-- Data in this exercise --

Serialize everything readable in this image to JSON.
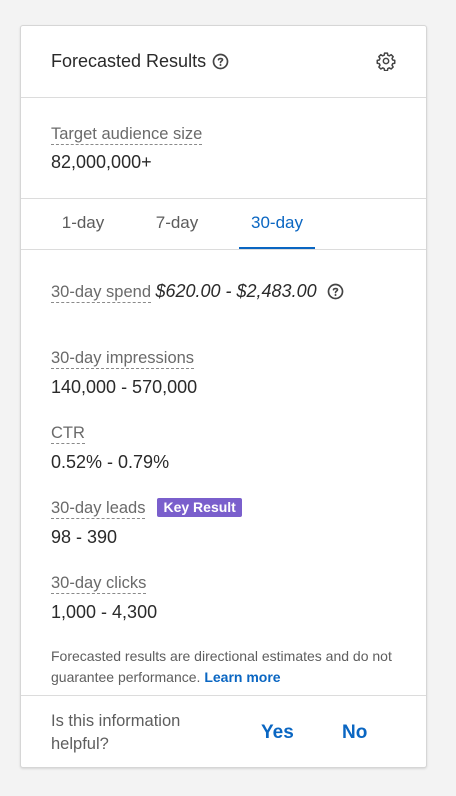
{
  "header": {
    "title": "Forecasted Results"
  },
  "audience": {
    "label": "Target audience size",
    "value": "82,000,000+"
  },
  "tabs": [
    {
      "label": "1-day",
      "active": false
    },
    {
      "label": "7-day",
      "active": false
    },
    {
      "label": "30-day",
      "active": true
    }
  ],
  "metrics": {
    "spend": {
      "label": "30-day spend",
      "value": "$620.00 - $2,483.00"
    },
    "impressions": {
      "label": "30-day impressions",
      "value": "140,000 - 570,000"
    },
    "ctr": {
      "label": "CTR",
      "value": "0.52% - 0.79%"
    },
    "leads": {
      "label": "30-day leads",
      "value": "98 - 390",
      "badge": "Key Result"
    },
    "clicks": {
      "label": "30-day clicks",
      "value": "1,000 - 4,300"
    }
  },
  "disclaimer": {
    "text": "Forecasted results are directional estimates and do not guarantee performance.",
    "link": "Learn more"
  },
  "feedback": {
    "question": "Is this information helpful?",
    "yes": "Yes",
    "no": "No"
  },
  "colors": {
    "accent": "#0a66c2",
    "badge": "#7a5fcc",
    "border": "#dcdcdc"
  },
  "icons": {
    "help": "question-circle-icon",
    "settings": "gear-icon"
  }
}
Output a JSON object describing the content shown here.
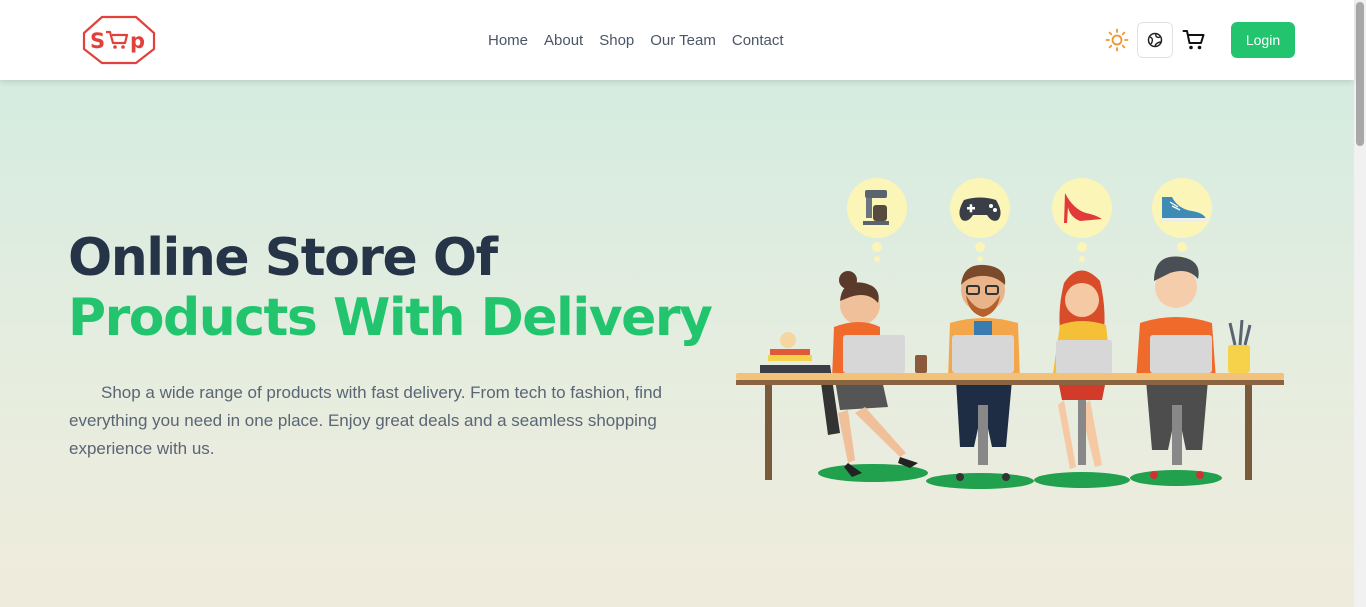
{
  "brand": {
    "logo_text": "Shop",
    "colors": {
      "brand_red": "#e0413a",
      "accent_green": "#22c56e",
      "heading_dark": "#253447"
    }
  },
  "nav": {
    "links": [
      {
        "label": "Home"
      },
      {
        "label": "About"
      },
      {
        "label": "Shop"
      },
      {
        "label": "Our Team"
      },
      {
        "label": "Contact"
      }
    ],
    "theme_toggle_icon": "sun-icon",
    "language_icon": "globe-icon",
    "cart_icon": "cart-icon",
    "login_label": "Login"
  },
  "hero": {
    "title_line1": "Online Store Of",
    "title_line2": "Products With Delivery",
    "description": "Shop a wide range of products with fast delivery. From tech to fashion, find everything you need in one place. Enjoy great deals and a seamless shopping experience with us.",
    "illustration_items": [
      "coffee-maker-icon",
      "gamepad-icon",
      "high-heel-icon",
      "sneaker-icon"
    ]
  }
}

-- Short exercise --
Check every line of the data above for the string "value", and copy those that have it.

-- Result for this task --
    "value": "82,000,000+"
      "value": "$620.00 - $2,483.00"
      "value": "140,000 - 570,000"
      "value": "0.52% - 0.79%"
      "value": "98 - 390",
      "value": "1,000 - 4,300"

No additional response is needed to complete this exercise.